> WHAT IS EXPECTED: Repeat the forum thread below about a stepdaughter's visit word for word, in full.

> DOCUMENT SEGMENT:
Share your dilemmas and get honest opinions from other Mumsnetters.

to be really annoyed by my SD deciding to visit when I'm having a party?

13 replies

babypowder · 17/07/2007 22:13

SD2 (now 15) hasn't been to visit for several months now (she used to come every 2 weeks, but understandably would prefer to spend her weekends with friends) Ihave an annual, adult, party, and SD2 has decided that that is the perfect weekend to visit. And DH thinks its marvellous. All I can see is me having to toe the line all night, not being able to relax with my friends for fear that I upset her (she's very sensitive, what with being a teenager and all), and having to worry about whether she's feeling neglected. I can assure you that DH will completely ignore her and carry on perfectly normally.

OP posts:
smurfgirl · 17/07/2007 22:15

I think she should be able to visit her family whenever she wants.

scattyspice · 17/07/2007 22:15

She's probably coming because you're having a party.

Have a great time and leave her to it.

babypowder · 17/07/2007 22:19

Smurfgirl, you are so right. I know I'm being selfish, but it is only 1 day in the entire year. I shall forthwith put my family first.

> INFORMATION GIVEN:
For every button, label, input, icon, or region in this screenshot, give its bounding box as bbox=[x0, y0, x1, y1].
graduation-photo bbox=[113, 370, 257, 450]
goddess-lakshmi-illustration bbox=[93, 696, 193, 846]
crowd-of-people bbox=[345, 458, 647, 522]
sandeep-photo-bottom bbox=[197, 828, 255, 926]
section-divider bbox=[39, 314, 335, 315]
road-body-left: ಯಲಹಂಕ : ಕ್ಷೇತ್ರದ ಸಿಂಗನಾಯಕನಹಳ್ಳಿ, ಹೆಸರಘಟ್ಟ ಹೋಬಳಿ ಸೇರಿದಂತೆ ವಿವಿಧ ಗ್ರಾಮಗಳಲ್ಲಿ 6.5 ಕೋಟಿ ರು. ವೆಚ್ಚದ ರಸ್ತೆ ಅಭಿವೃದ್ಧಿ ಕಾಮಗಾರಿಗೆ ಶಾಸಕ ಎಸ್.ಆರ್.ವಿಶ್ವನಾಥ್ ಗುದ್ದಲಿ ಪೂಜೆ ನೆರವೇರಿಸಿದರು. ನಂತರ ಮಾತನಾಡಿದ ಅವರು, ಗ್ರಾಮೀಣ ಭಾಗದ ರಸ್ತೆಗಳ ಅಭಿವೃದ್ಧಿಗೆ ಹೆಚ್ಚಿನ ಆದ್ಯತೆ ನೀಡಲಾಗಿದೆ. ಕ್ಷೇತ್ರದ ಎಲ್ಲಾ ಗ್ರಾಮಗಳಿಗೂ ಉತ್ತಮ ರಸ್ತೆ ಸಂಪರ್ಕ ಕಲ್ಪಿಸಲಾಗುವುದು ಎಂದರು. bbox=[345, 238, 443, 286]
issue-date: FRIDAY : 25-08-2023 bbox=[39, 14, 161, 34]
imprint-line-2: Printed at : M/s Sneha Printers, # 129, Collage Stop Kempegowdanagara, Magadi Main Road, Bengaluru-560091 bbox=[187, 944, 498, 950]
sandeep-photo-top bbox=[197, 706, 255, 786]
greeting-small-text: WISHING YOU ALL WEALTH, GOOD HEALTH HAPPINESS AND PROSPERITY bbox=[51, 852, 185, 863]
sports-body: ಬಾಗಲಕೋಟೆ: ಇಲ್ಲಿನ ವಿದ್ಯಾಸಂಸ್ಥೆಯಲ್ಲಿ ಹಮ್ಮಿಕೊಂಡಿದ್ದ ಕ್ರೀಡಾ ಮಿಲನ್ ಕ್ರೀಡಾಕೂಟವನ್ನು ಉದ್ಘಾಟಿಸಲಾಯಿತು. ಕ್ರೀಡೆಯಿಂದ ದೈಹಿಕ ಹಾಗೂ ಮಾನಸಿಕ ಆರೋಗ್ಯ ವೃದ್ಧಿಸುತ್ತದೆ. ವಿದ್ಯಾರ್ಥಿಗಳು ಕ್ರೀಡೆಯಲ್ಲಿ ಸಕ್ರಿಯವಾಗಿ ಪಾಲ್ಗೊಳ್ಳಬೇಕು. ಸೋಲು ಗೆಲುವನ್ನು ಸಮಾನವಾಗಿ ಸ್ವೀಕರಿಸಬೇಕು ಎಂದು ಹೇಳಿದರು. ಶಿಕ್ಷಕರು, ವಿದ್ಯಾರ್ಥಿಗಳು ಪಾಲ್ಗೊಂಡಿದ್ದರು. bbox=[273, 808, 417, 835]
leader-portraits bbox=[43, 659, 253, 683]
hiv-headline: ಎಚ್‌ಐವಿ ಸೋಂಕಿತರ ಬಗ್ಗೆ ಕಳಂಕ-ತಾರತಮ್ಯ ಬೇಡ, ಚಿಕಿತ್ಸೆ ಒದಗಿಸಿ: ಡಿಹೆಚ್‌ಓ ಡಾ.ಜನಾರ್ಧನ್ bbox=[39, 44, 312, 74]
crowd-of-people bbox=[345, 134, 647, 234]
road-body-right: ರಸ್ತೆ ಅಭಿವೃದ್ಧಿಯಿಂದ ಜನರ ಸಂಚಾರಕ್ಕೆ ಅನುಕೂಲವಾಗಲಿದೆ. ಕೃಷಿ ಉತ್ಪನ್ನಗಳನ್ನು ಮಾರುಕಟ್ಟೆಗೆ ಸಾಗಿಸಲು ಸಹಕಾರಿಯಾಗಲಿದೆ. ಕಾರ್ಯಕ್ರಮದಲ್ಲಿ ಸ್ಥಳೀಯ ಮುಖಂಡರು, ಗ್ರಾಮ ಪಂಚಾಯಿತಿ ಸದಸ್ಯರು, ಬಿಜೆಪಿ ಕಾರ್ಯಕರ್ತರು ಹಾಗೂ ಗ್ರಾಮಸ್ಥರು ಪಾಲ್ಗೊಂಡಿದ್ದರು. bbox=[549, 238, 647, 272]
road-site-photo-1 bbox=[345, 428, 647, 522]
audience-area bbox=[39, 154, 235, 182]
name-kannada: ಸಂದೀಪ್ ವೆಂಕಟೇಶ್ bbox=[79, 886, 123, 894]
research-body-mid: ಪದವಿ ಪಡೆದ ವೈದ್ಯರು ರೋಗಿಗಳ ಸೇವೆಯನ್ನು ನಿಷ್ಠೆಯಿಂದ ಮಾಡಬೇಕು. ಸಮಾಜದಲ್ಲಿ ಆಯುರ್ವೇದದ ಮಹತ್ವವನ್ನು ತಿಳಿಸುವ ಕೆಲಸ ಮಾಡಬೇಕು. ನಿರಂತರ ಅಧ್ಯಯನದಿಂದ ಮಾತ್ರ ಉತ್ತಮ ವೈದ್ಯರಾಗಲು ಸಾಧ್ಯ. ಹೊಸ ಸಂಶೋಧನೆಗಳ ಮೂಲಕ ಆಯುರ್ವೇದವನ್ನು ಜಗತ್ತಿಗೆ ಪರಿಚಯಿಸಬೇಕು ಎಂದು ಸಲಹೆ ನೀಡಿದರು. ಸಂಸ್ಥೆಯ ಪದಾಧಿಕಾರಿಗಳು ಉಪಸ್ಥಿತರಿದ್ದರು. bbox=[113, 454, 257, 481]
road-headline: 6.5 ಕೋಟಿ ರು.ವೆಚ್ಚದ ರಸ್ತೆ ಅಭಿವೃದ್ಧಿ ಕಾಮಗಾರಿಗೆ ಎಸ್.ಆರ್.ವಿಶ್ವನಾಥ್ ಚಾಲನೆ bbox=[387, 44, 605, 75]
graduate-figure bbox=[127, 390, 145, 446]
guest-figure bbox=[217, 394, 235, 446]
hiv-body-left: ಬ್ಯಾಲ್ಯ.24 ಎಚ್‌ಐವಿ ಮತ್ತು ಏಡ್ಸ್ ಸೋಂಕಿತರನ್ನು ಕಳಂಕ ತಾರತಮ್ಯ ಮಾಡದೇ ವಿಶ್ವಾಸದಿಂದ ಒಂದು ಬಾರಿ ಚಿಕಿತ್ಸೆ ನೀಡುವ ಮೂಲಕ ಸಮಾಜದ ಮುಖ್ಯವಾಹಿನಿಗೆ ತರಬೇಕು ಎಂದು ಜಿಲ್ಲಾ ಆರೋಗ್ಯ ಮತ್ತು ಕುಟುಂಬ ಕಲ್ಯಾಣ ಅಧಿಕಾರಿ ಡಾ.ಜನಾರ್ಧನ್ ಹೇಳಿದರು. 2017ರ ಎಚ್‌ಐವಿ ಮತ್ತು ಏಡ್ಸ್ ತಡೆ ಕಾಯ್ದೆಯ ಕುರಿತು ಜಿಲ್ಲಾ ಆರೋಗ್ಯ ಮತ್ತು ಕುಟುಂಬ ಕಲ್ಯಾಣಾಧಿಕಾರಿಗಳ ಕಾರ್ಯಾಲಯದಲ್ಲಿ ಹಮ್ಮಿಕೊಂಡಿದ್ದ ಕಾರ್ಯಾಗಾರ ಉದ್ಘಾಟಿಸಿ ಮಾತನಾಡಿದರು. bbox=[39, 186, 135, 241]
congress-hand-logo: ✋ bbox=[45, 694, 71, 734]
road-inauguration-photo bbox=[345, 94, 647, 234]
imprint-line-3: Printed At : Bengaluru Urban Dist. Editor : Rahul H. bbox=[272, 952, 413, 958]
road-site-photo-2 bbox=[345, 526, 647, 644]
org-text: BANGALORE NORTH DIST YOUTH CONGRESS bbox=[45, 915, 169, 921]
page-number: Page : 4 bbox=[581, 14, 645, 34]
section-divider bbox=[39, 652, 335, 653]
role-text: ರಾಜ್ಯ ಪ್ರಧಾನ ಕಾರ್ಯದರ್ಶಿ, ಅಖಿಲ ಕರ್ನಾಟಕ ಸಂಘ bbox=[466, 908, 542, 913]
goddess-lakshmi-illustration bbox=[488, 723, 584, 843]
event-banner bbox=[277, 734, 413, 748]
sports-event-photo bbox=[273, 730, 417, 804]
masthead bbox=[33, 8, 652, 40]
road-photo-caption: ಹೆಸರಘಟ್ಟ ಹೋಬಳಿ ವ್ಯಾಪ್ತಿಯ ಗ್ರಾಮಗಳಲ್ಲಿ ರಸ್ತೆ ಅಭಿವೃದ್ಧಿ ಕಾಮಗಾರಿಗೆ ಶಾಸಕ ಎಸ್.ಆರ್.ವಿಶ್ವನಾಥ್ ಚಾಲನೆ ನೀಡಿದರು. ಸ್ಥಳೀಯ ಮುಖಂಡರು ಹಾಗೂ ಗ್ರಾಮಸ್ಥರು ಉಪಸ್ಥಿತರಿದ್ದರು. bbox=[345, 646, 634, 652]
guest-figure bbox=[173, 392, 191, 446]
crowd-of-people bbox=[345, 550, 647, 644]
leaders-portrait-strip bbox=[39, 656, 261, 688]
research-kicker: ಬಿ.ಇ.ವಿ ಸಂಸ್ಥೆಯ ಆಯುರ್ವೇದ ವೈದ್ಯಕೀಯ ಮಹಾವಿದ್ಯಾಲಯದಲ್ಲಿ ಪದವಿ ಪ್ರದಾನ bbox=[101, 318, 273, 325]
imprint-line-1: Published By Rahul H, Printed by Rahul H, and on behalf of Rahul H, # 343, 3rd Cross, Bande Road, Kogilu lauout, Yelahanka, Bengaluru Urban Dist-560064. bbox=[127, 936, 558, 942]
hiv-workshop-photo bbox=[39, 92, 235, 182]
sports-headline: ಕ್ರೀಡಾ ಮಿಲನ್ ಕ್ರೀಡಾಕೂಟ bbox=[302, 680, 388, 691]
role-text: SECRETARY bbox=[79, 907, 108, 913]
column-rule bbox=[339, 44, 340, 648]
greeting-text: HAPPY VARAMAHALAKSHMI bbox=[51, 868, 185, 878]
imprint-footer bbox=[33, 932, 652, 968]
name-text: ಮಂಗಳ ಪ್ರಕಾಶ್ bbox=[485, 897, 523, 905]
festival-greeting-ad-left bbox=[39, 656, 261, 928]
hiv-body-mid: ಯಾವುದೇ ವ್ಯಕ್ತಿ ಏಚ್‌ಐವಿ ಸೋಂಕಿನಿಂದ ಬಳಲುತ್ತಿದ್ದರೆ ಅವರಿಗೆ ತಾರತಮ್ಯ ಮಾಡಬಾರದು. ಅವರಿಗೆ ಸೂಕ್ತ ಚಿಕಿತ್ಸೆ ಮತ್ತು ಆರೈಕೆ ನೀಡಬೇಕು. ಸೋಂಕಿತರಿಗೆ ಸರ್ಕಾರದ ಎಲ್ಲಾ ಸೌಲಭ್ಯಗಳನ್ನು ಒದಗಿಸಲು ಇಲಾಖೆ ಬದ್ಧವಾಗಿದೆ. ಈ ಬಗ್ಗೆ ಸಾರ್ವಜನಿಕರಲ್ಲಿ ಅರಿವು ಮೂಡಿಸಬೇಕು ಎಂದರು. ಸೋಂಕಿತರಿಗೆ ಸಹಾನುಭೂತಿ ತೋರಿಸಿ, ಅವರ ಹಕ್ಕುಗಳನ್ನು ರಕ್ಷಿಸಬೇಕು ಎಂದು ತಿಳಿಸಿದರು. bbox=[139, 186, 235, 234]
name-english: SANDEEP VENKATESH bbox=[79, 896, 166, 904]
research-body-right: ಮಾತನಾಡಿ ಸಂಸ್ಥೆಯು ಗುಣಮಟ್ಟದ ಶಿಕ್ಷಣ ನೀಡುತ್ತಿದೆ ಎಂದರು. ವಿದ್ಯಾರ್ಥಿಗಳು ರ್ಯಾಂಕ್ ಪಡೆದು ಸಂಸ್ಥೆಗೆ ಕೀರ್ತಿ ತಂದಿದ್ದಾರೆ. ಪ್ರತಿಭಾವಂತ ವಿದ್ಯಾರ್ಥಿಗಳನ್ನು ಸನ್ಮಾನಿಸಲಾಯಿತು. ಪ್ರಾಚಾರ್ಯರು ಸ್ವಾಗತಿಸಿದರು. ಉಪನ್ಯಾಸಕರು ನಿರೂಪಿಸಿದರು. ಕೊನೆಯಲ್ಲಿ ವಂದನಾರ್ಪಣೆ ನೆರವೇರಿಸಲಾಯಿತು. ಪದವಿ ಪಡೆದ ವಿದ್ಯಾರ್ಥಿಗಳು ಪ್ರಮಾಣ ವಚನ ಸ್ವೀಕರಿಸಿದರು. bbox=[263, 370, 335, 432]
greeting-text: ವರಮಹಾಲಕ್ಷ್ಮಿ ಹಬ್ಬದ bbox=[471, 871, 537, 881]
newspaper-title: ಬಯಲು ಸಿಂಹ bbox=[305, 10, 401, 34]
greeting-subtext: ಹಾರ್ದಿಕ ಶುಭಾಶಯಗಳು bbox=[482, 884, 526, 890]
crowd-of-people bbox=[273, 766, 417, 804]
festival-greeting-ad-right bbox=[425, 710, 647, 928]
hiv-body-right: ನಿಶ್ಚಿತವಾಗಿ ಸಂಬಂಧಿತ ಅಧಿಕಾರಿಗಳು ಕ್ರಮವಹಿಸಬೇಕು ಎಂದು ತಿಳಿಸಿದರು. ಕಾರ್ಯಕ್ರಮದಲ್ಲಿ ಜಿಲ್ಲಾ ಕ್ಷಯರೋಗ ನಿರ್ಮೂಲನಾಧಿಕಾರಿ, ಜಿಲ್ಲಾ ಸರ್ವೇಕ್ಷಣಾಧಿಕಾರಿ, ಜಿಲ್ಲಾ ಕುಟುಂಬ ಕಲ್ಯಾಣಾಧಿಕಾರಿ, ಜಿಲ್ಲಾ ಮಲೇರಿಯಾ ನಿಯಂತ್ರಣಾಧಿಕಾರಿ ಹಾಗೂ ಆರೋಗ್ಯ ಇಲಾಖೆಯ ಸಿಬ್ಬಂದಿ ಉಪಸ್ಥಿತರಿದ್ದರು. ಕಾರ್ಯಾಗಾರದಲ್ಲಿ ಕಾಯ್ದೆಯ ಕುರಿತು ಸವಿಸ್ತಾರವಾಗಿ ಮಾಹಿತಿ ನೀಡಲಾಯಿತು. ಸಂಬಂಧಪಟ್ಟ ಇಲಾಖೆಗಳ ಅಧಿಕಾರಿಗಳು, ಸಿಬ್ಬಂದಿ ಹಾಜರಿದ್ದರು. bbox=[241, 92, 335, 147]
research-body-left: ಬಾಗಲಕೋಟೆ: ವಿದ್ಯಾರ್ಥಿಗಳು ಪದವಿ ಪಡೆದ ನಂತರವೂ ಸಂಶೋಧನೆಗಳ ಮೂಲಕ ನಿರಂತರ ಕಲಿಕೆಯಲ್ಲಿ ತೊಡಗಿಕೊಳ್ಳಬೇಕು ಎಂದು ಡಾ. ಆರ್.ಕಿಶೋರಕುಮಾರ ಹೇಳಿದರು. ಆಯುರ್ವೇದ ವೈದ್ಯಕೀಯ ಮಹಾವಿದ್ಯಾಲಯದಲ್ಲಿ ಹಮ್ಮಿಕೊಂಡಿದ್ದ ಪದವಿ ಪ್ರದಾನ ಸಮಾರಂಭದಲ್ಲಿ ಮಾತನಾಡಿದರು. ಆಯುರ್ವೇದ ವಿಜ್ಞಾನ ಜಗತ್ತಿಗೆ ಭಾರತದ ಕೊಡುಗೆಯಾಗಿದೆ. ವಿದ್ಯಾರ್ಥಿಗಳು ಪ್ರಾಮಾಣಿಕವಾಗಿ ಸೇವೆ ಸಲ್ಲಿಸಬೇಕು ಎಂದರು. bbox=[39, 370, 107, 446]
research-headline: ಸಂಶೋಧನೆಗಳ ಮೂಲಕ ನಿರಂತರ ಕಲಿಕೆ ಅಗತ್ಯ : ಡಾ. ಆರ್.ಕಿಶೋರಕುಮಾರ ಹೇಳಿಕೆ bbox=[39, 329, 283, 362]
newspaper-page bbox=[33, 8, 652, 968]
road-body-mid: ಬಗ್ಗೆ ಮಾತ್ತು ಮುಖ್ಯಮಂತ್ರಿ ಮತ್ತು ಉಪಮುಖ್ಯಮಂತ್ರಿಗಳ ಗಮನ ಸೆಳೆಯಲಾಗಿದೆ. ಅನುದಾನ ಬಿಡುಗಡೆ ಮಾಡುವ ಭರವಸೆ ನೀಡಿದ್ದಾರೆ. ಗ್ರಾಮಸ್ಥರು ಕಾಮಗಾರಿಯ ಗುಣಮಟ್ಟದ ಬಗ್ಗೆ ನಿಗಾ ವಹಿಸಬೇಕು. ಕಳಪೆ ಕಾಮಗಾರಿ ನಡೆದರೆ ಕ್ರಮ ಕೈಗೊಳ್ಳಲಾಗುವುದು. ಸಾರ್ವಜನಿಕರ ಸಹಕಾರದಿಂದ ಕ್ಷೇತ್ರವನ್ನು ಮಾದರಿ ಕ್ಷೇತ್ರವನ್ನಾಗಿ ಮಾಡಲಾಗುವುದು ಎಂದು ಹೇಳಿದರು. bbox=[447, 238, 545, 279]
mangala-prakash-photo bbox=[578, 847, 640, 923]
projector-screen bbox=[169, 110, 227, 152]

> RESPONSE TO THIS EXERCISE:
Share your dilemmas and get honest opinions from other Mumsnetters.

to be really annoyed by my SD deciding to visit when I'm having a party?

13 replies

babypowder · 17/07/2007 22:13

SD2 (now 15) hasn't been to visit for several months now (she used to come every 2 weeks, but understandably would prefer to spend her weekends with friends) Ihave an annual, adult, party, and SD2 has decided that that is the perfect weekend to visit. And DH thinks its marvellous. All I can see is me having to toe the line all night, not being able to relax with my friends for fear that I upset her (she's very sensitive, what with being a teenager and all), and having to worry about whether she's feeling neglected. I can assure you that DH will completely ignore her and carry on perfectly normally.

OP posts:
smurfgirl · 17/07/2007 22:15

I think she should be able to visit her family whenever she wants.

scattyspice · 17/07/2007 22:15

She's probably coming because you're having a party.

Have a great time and leave her to it.

babypowder · 17/07/2007 22:19

Smurfgirl, you are so right. I know I'm being selfish, but it is only 1 day in the entire year. I shall forthwith put my family first.